EXERCISE OBJECTIVE — Look through the records below, and copy out every line that holds the string "hour".

***

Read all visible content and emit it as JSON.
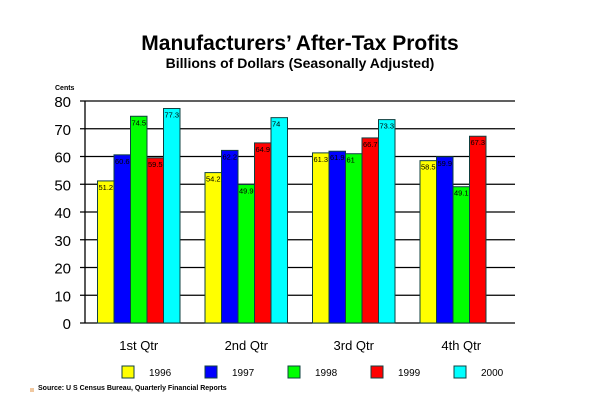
{
  "chart_data": {
    "type": "bar",
    "title": "Manufacturers’ After-Tax Profits",
    "subtitle": "Billions of Dollars (Seasonally Adjusted)",
    "ylabel": "Cents",
    "xlabel": "",
    "ylim": [
      0,
      80
    ],
    "yticks": [
      0,
      10,
      20,
      30,
      40,
      50,
      60,
      70,
      80
    ],
    "grid": true,
    "legend_position": "bottom",
    "categories": [
      "1st Qtr",
      "2nd Qtr",
      "3rd Qtr",
      "4th Qtr"
    ],
    "series": [
      {
        "name": "1996",
        "color": "#ffff00",
        "values": [
          51.2,
          54.2,
          61.3,
          58.5
        ],
        "labels": [
          "51.2",
          "54.2",
          "61.3",
          "58.5"
        ]
      },
      {
        "name": "1997",
        "color": "#0000ff",
        "values": [
          60.6,
          62.2,
          61.9,
          59.9
        ],
        "labels": [
          "60.6",
          "62.2",
          "61.9",
          "59.9"
        ]
      },
      {
        "name": "1998",
        "color": "#00ff00",
        "values": [
          74.5,
          49.9,
          61,
          49.1
        ],
        "labels": [
          "74.5",
          "49.9",
          "61",
          "49.1"
        ]
      },
      {
        "name": "1999",
        "color": "#ff0000",
        "values": [
          59.5,
          64.9,
          66.7,
          67.3
        ],
        "labels": [
          "59.5",
          "64.9",
          "66.7",
          "67.3"
        ]
      },
      {
        "name": "2000",
        "color": "#00ffff",
        "values": [
          77.3,
          74,
          73.3,
          null
        ],
        "labels": [
          "77.3",
          "74",
          "73.3",
          ""
        ]
      }
    ]
  },
  "source": "Source: U S Census Bureau, Quarterly Financial Reports"
}
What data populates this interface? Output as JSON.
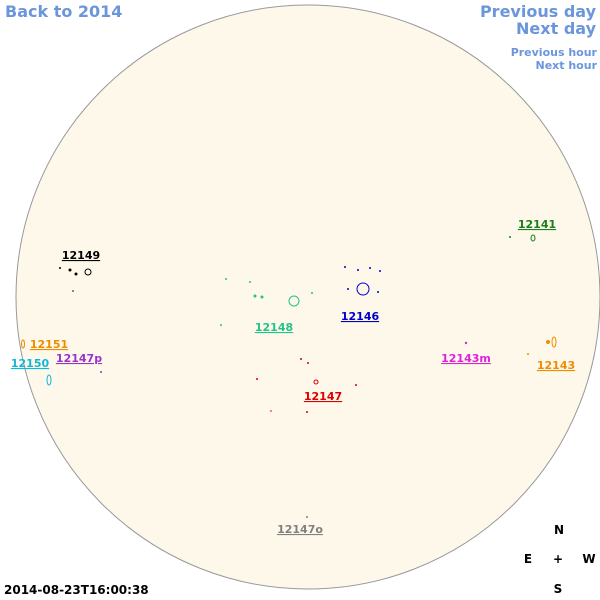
{
  "nav": {
    "back": "Back to 2014",
    "previous_day": "Previous day",
    "next_day": "Next day",
    "previous_hour": "Previous hour",
    "next_hour": "Next hour"
  },
  "regions": [
    {
      "label": "12141",
      "color": "#1a7f1a"
    },
    {
      "label": "12149",
      "color": "#000000"
    },
    {
      "label": "12146",
      "color": "#0000cc"
    },
    {
      "label": "12148",
      "color": "#22c48a"
    },
    {
      "label": "12151",
      "color": "#f08c00"
    },
    {
      "label": "12150",
      "color": "#10b8d8"
    },
    {
      "label": "12147p",
      "color": "#9933cc"
    },
    {
      "label": "12143m",
      "color": "#dd22dd"
    },
    {
      "label": "12143",
      "color": "#f08c00"
    },
    {
      "label": "12147",
      "color": "#dd0000"
    },
    {
      "label": "12147o",
      "color": "#808080"
    }
  ],
  "compass": {
    "north": "N",
    "east": "E",
    "center": "+",
    "west": "W",
    "south": "S"
  },
  "timestamp": "2014-08-23T16:00:38"
}
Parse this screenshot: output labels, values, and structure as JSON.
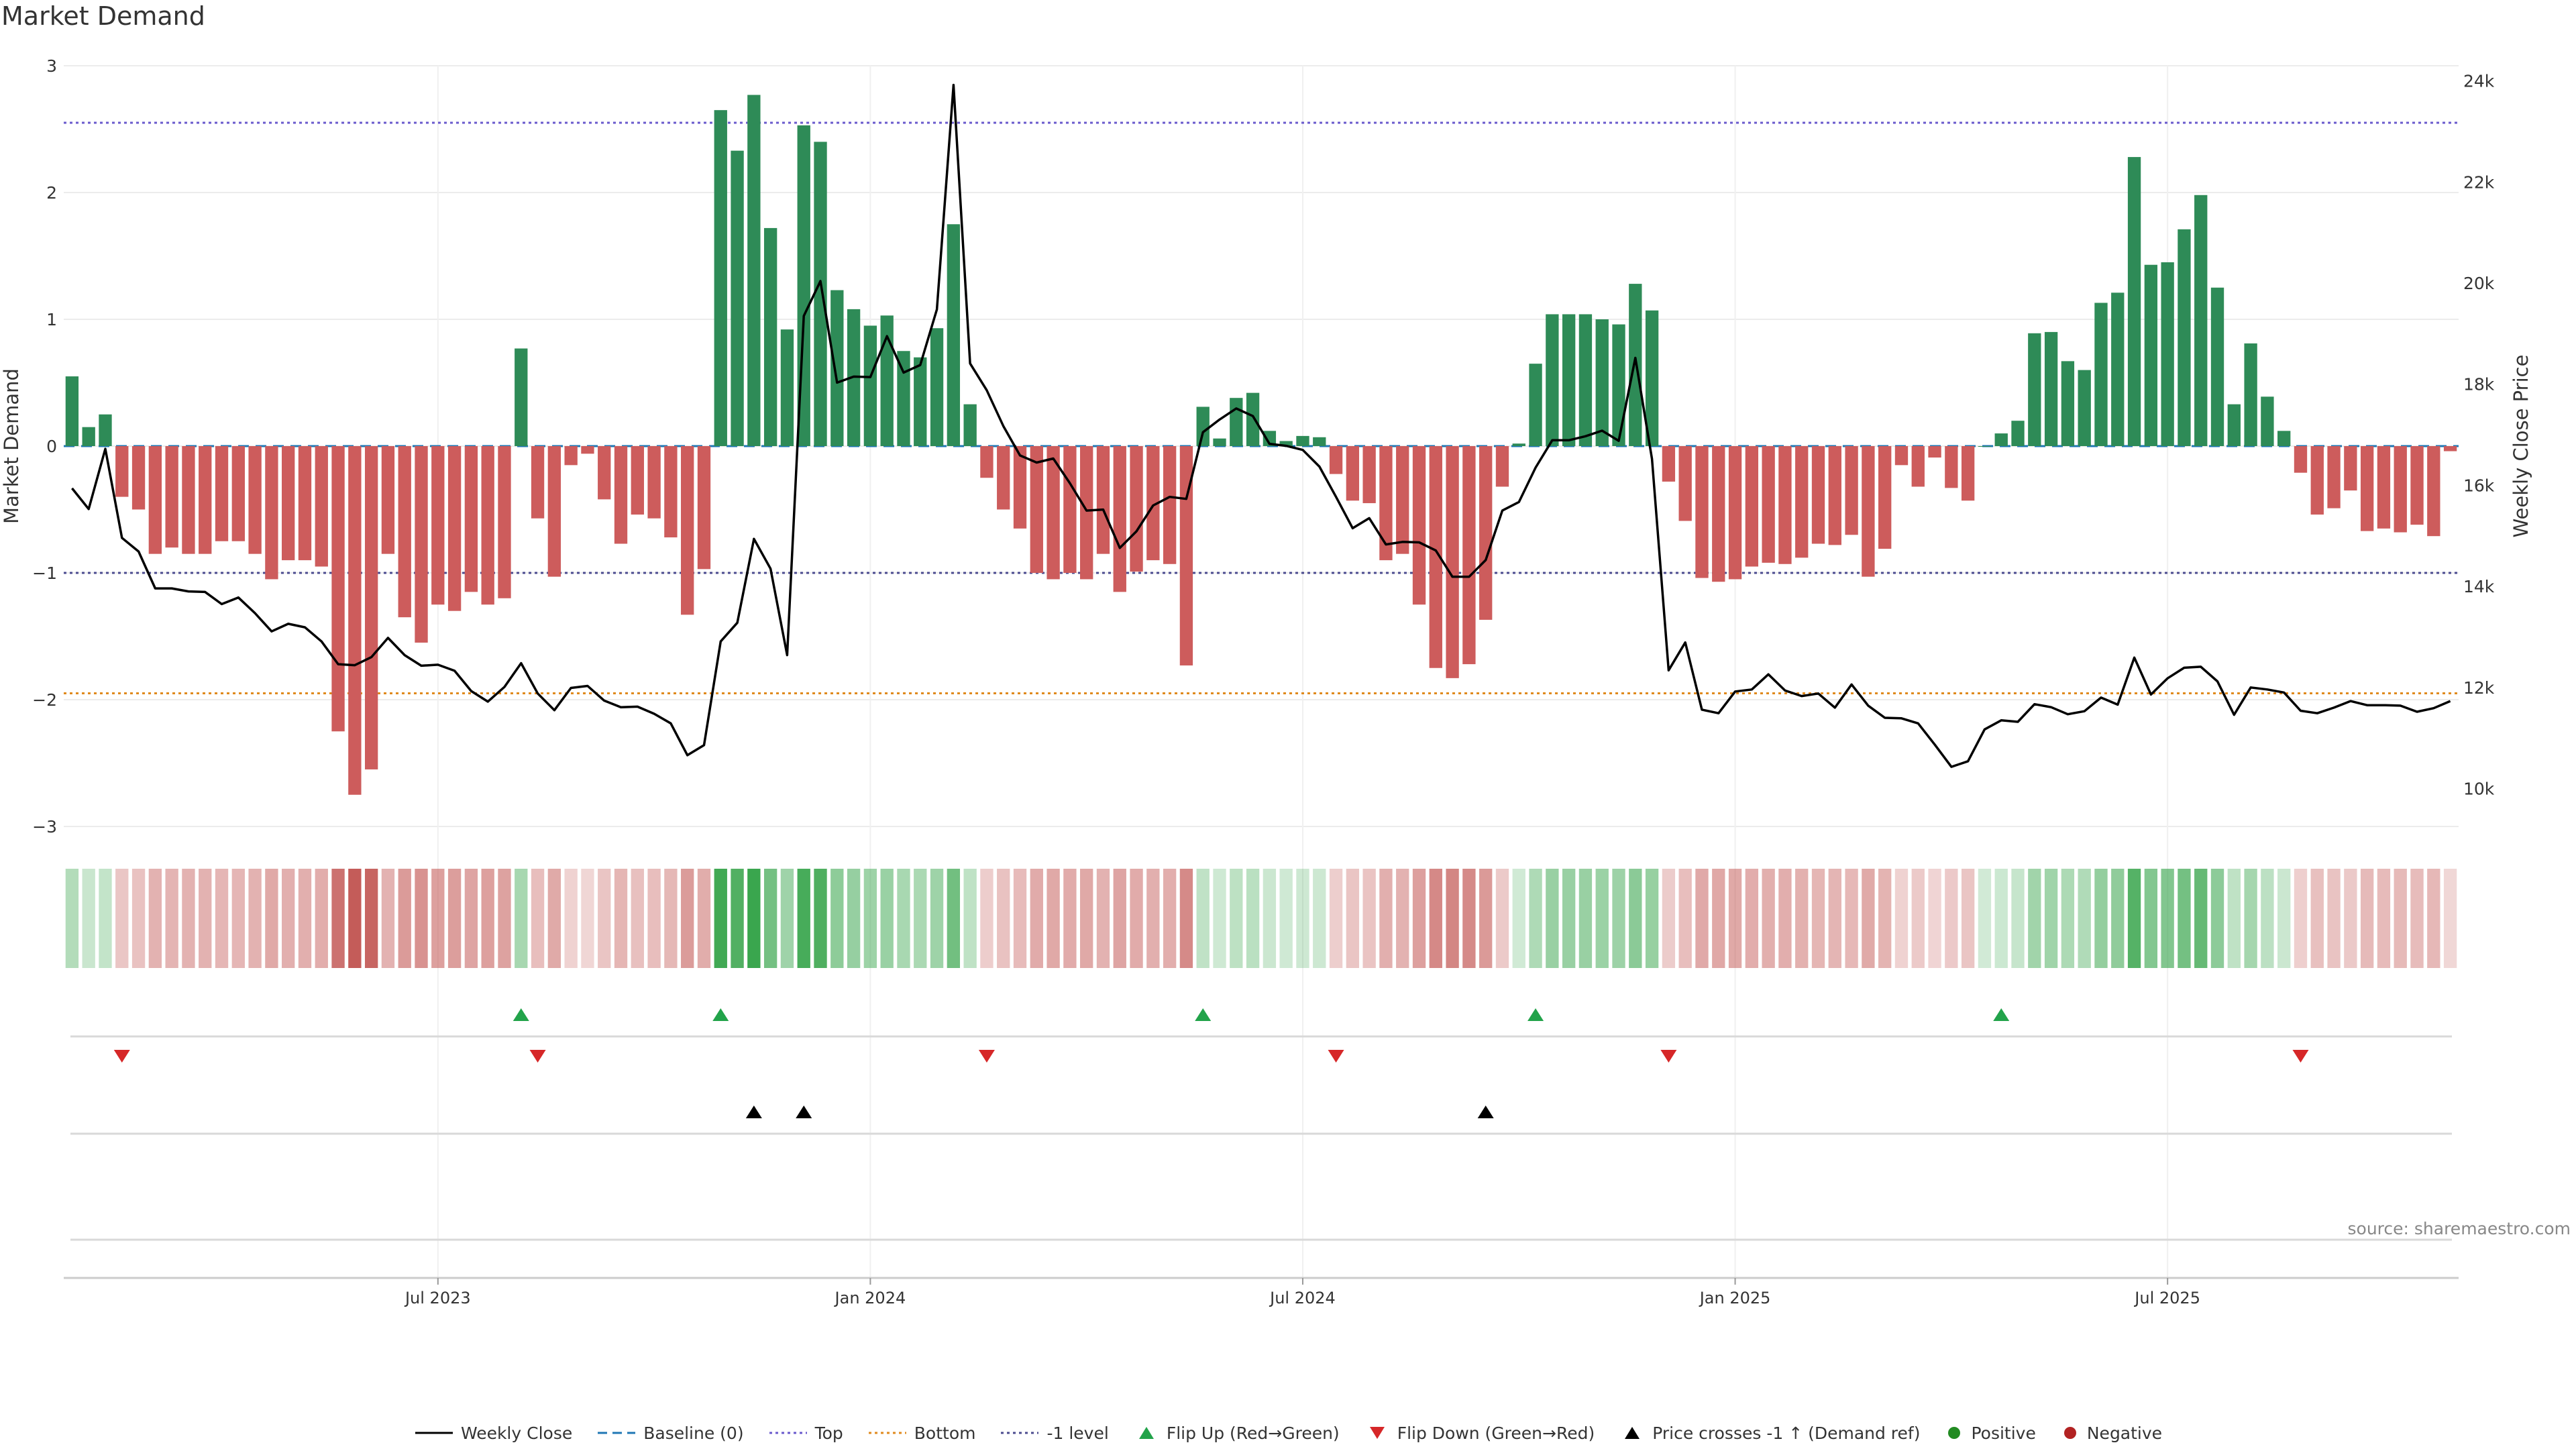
{
  "title": "Market Demand",
  "source": "source: sharemaestro.com",
  "chart_data": {
    "type": "bar",
    "title": "Market Demand",
    "ylabel": "Market Demand",
    "y2label": "Weekly Close Price",
    "ylim": [
      -3,
      3
    ],
    "y2lim": [
      9250,
      24300
    ],
    "yticks": [
      "3",
      "2",
      "1",
      "0",
      "−1",
      "−2",
      "−3"
    ],
    "y2ticks": [
      "24k",
      "22k",
      "20k",
      "18k",
      "16k",
      "14k",
      "12k",
      "10k"
    ],
    "xtick_labels": [
      "Jul 2023",
      "Jan 2024",
      "Jul 2024",
      "Jan 2025",
      "Jul 2025"
    ],
    "xtick_index": [
      22,
      48,
      74,
      100,
      126
    ],
    "reference_lines": {
      "top": 2.55,
      "bottom": -1.95,
      "minus_one": -1.0,
      "baseline": 0
    },
    "demand": [
      0.55,
      0.15,
      0.25,
      -0.4,
      -0.5,
      -0.85,
      -0.8,
      -0.85,
      -0.85,
      -0.75,
      -0.75,
      -0.85,
      -1.05,
      -0.9,
      -0.9,
      -0.95,
      -2.25,
      -2.75,
      -2.55,
      -0.85,
      -1.35,
      -1.55,
      -1.25,
      -1.3,
      -1.15,
      -1.25,
      -1.2,
      0.77,
      -0.57,
      -1.03,
      -0.15,
      -0.06,
      -0.42,
      -0.77,
      -0.54,
      -0.57,
      -0.72,
      -1.33,
      -0.97,
      2.65,
      2.33,
      2.77,
      1.72,
      0.92,
      2.53,
      2.4,
      1.23,
      1.08,
      0.95,
      1.03,
      0.75,
      0.7,
      0.93,
      1.75,
      0.33,
      -0.25,
      -0.5,
      -0.65,
      -1.0,
      -1.05,
      -1.0,
      -1.05,
      -0.85,
      -1.15,
      -0.99,
      -0.9,
      -0.93,
      -1.73,
      0.31,
      0.06,
      0.38,
      0.42,
      0.12,
      0.04,
      0.08,
      0.07,
      -0.22,
      -0.43,
      -0.45,
      -0.9,
      -0.85,
      -1.25,
      -1.75,
      -1.83,
      -1.72,
      -1.37,
      -0.32,
      0.02,
      0.65,
      1.04,
      1.04,
      1.04,
      1.0,
      0.96,
      1.28,
      1.07,
      -0.28,
      -0.59,
      -1.04,
      -1.07,
      -1.05,
      -0.95,
      -0.92,
      -0.93,
      -0.88,
      -0.77,
      -0.78,
      -0.7,
      -1.03,
      -0.81,
      -0.15,
      -0.32,
      -0.09,
      -0.33,
      -0.43,
      0.0,
      0.1,
      0.2,
      0.89,
      0.9,
      0.67,
      0.6,
      1.13,
      1.21,
      2.28,
      1.43,
      1.45,
      1.71,
      1.98,
      1.25,
      0.33,
      0.81,
      0.39,
      0.12,
      -0.21,
      -0.54,
      -0.49,
      -0.35,
      -0.67,
      -0.65,
      -0.68,
      -0.62,
      -0.71,
      -0.04
    ],
    "weekly_close": [
      15940,
      15530,
      16720,
      14960,
      14690,
      13960,
      13960,
      13900,
      13890,
      13650,
      13780,
      13470,
      13110,
      13260,
      13190,
      12910,
      12460,
      12440,
      12600,
      12980,
      12640,
      12430,
      12450,
      12330,
      11930,
      11720,
      12010,
      12480,
      11880,
      11550,
      11990,
      12030,
      11740,
      11610,
      11620,
      11480,
      11290,
      10660,
      10860,
      12910,
      13280,
      14940,
      14350,
      12640,
      19350,
      20040,
      18030,
      18150,
      18140,
      18950,
      18230,
      18380,
      19480,
      23920,
      18410,
      17880,
      17170,
      16590,
      16450,
      16530,
      16040,
      15500,
      15520,
      14760,
      15090,
      15600,
      15770,
      15730,
      17050,
      17300,
      17520,
      17370,
      16820,
      16780,
      16700,
      16370,
      15770,
      15150,
      15350,
      14830,
      14880,
      14870,
      14710,
      14190,
      14190,
      14520,
      15500,
      15670,
      16350,
      16890,
      16890,
      16970,
      17080,
      16880,
      18520,
      16520,
      12340,
      12890,
      11560,
      11490,
      11920,
      11960,
      12260,
      11940,
      11830,
      11880,
      11600,
      12060,
      11640,
      11400,
      11390,
      11290,
      10870,
      10430,
      10540,
      11170,
      11350,
      11320,
      11670,
      11610,
      11470,
      11530,
      11800,
      11660,
      12590,
      11860,
      12180,
      12390,
      12410,
      12120,
      11460,
      12000,
      11960,
      11900,
      11540,
      11490,
      11600,
      11730,
      11650,
      11650,
      11640,
      11520,
      11590,
      11730
    ],
    "flip_up_index": [
      27,
      39,
      68,
      88,
      116
    ],
    "flip_down_index": [
      3,
      28,
      55,
      76,
      96,
      134
    ],
    "price_cross_index": [
      41,
      44,
      85
    ]
  },
  "legend": {
    "weekly_close": "Weekly Close",
    "baseline": "Baseline (0)",
    "top": "Top",
    "bottom": "Bottom",
    "minus_one": "-1 level",
    "flip_up": "Flip Up (Red→Green)",
    "flip_down": "Flip Down (Green→Red)",
    "price_cross": "Price crosses -1 ↑ (Demand ref)",
    "positive": "Positive",
    "negative": "Negative"
  },
  "colors": {
    "positive": "#2e8b57",
    "negative": "#cd5c5c",
    "price_line": "#000000",
    "top_line": "#6a5acd",
    "bottom_line": "#e08a1e",
    "minus_one_line": "#4b4b8f",
    "baseline": "#1f77b4",
    "flip_up": "#22a34a",
    "flip_down": "#d62728",
    "price_cross": "#000000",
    "positive_dot": "#228b22",
    "negative_dot": "#b22222"
  }
}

***

COMPLETED TASK —
    "previous_hour": "Previous hour",
    "next_hour": "Next hour"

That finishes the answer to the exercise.